_Given request_
Copy every entry precisely.

(Dataset rows about figures)
▬▬▬▬▬▬
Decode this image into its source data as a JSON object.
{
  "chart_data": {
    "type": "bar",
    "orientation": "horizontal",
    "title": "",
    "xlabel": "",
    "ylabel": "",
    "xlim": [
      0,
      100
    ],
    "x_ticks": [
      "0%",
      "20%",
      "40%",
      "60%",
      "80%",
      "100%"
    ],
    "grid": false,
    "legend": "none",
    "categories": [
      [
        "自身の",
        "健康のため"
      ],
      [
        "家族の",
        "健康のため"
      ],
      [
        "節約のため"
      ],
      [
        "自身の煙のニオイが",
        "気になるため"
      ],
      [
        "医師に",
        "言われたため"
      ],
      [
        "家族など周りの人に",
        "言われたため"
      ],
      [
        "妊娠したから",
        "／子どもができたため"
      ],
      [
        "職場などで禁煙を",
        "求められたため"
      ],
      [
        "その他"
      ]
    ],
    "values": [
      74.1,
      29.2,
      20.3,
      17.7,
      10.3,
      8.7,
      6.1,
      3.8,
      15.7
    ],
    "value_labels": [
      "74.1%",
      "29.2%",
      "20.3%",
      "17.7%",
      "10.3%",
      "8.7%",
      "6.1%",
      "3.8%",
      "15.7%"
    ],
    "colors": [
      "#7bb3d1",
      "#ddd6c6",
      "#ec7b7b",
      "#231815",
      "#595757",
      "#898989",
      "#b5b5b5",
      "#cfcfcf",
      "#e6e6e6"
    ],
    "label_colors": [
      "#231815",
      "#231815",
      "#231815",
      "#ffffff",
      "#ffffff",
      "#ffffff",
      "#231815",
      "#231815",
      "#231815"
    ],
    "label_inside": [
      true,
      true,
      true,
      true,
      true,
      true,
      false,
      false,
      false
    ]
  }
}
▬▬▬▬▬▬
_Output of the exercise_
Decode this image into its source data as a JSON object.
{
  "chart_data": {
    "type": "bar",
    "orientation": "horizontal",
    "title": "",
    "xlabel": "",
    "ylabel": "",
    "xlim": [
      0,
      100
    ],
    "x_ticks": [
      "0%",
      "20%",
      "40%",
      "60%",
      "80%",
      "100%"
    ],
    "grid": false,
    "legend": "none",
    "categories": [
      [
        "自身の",
        "健康のため"
      ],
      [
        "家族の",
        "健康のため"
      ],
      [
        "節約のため"
      ],
      [
        "自身の煙のニオイが",
        "気になるため"
      ],
      [
        "医師に",
        "言われたため"
      ],
      [
        "家族など周りの人に",
        "言われたため"
      ],
      [
        "妊娠したから",
        "／子どもができたため"
      ],
      [
        "職場などで禁煙を",
        "求められたため"
      ],
      [
        "その他"
      ]
    ],
    "values": [
      74.1,
      29.2,
      20.3,
      17.7,
      10.3,
      8.7,
      6.1,
      3.8,
      15.7
    ],
    "value_labels": [
      "74.1%",
      "29.2%",
      "20.3%",
      "17.7%",
      "10.3%",
      "8.7%",
      "6.1%",
      "3.8%",
      "15.7%"
    ],
    "colors": [
      "#7bb3d1",
      "#ddd6c6",
      "#ec7b7b",
      "#231815",
      "#595757",
      "#898989",
      "#b5b5b5",
      "#cfcfcf",
      "#e6e6e6"
    ],
    "label_colors": [
      "#231815",
      "#231815",
      "#231815",
      "#ffffff",
      "#ffffff",
      "#ffffff",
      "#231815",
      "#231815",
      "#231815"
    ],
    "label_inside": [
      true,
      true,
      true,
      true,
      true,
      true,
      false,
      false,
      false
    ]
  }
}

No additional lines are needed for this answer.